◆ Part of a data file ◆
*-*-*
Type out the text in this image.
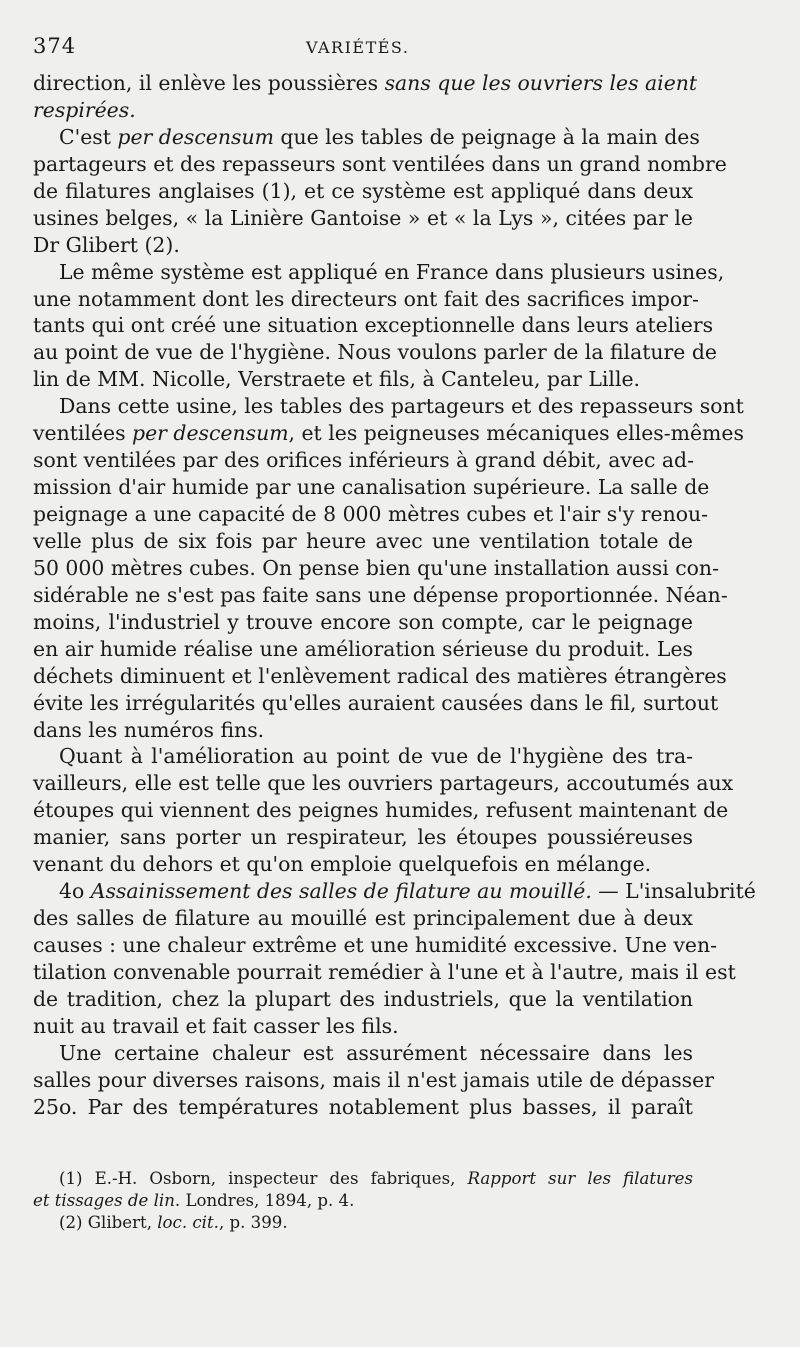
374	VARIÉTÉS.
direction, il enlève les poussières sans que les ouvriers les aient
respirées.
C'est per descensum que les tables de peignage à la main des
partageurs et des repasseurs sont ventilées dans un grand nombre
de filatures anglaises (1), et ce système est appliqué dans deux
usines belges, « la Linière Gantoise » et « la Lys », citées par le
Dr Glibert (2).
Le même système est appliqué en France dans plusieurs usines,
une notamment dont les directeurs ont fait des sacrifices impor-
tants qui ont créé une situation exceptionnelle dans leurs ateliers
au point de vue de l'hygiène. Nous voulons parler de la filature de
lin de MM. Nicolle, Verstraete et fils, à Canteleu, par Lille.
Dans cette usine, les tables des partageurs et des repasseurs sont
ventilées per descensum, et les peigneuses mécaniques elles-mêmes
sont ventilées par des orifices inférieurs à grand débit, avec ad-
mission d'air humide par une canalisation supérieure. La salle de
peignage a une capacité de 8 000 mètres cubes et l'air s'y renou-
velle plus de six fois par heure avec une ventilation totale de
50 000 mètres cubes. On pense bien qu'une installation aussi con-
sidérable ne s'est pas faite sans une dépense proportionnée. Néan-
moins, l'industriel y trouve encore son compte, car le peignage
en air humide réalise une amélioration sérieuse du produit. Les
déchets diminuent et l'enlèvement radical des matières étrangères
évite les irrégularités qu'elles auraient causées dans le fil, surtout
dans les numéros fins.
Quant à l'amélioration au point de vue de l'hygiène des tra-
vailleurs, elle est telle que les ouvriers partageurs, accoutumés aux
étoupes qui viennent des peignes humides, refusent maintenant de
manier, sans porter un respirateur, les étoupes poussiéreuses
venant du dehors et qu'on emploie quelquefois en mélange.
4o Assainissement des salles de filature au mouillé. — L'insalubrité
des salles de filature au mouillé est principalement due à deux
causes : une chaleur extrême et une humidité excessive. Une ven-
tilation convenable pourrait remédier à l'une et à l'autre, mais il est
de tradition, chez la plupart des industriels, que la ventilation
nuit au travail et fait casser les fils.
Une certaine chaleur est assurément nécessaire dans les
salles pour diverses raisons, mais il n'est jamais utile de dépasser
25o. Par des températures notablement plus basses, il paraît
(1) E.-H. Osborn, inspecteur des fabriques, Rapport sur les filatures
et tissages de lin. Londres, 1894, p. 4.
(2) Glibert, loc. cit., p. 399.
*-*-*
◆ Written exercise ◆
All of the lines above should be printed exactly, minus the pictures.

◆ Output of the exercise ◆
Type out the text in this image.
374	VARIÉTÉS.
direction, il enlève les poussières sans que les ouvriers les aient
respirées.
C'est per descensum que les tables de peignage à la main des
partageurs et des repasseurs sont ventilées dans un grand nombre
de filatures anglaises (1), et ce système est appliqué dans deux
usines belges, « la Linière Gantoise » et « la Lys », citées par le
Dr Glibert (2).
Le même système est appliqué en France dans plusieurs usines,
une notamment dont les directeurs ont fait des sacrifices impor-
tants qui ont créé une situation exceptionnelle dans leurs ateliers
au point de vue de l'hygiène. Nous voulons parler de la filature de
lin de MM. Nicolle, Verstraete et fils, à Canteleu, par Lille.
Dans cette usine, les tables des partageurs et des repasseurs sont
ventilées per descensum, et les peigneuses mécaniques elles-mêmes
sont ventilées par des orifices inférieurs à grand débit, avec ad-
mission d'air humide par une canalisation supérieure. La salle de
peignage a une capacité de 8 000 mètres cubes et l'air s'y renou-
velle plus de six fois par heure avec une ventilation totale de
50 000 mètres cubes. On pense bien qu'une installation aussi con-
sidérable ne s'est pas faite sans une dépense proportionnée. Néan-
moins, l'industriel y trouve encore son compte, car le peignage
en air humide réalise une amélioration sérieuse du produit. Les
déchets diminuent et l'enlèvement radical des matières étrangères
évite les irrégularités qu'elles auraient causées dans le fil, surtout
dans les numéros fins.
Quant à l'amélioration au point de vue de l'hygiène des tra-
vailleurs, elle est telle que les ouvriers partageurs, accoutumés aux
étoupes qui viennent des peignes humides, refusent maintenant de
manier, sans porter un respirateur, les étoupes poussiéreuses
venant du dehors et qu'on emploie quelquefois en mélange.
4o Assainissement des salles de filature au mouillé. — L'insalubrité
des salles de filature au mouillé est principalement due à deux
causes : une chaleur extrême et une humidité excessive. Une ven-
tilation convenable pourrait remédier à l'une et à l'autre, mais il est
de tradition, chez la plupart des industriels, que la ventilation
nuit au travail et fait casser les fils.
Une certaine chaleur est assurément nécessaire dans les
salles pour diverses raisons, mais il n'est jamais utile de dépasser
25o. Par des températures notablement plus basses, il paraît
(1) E.-H. Osborn, inspecteur des fabriques, Rapport sur les filatures
et tissages de lin. Londres, 1894, p. 4.
(2) Glibert, loc. cit., p. 399.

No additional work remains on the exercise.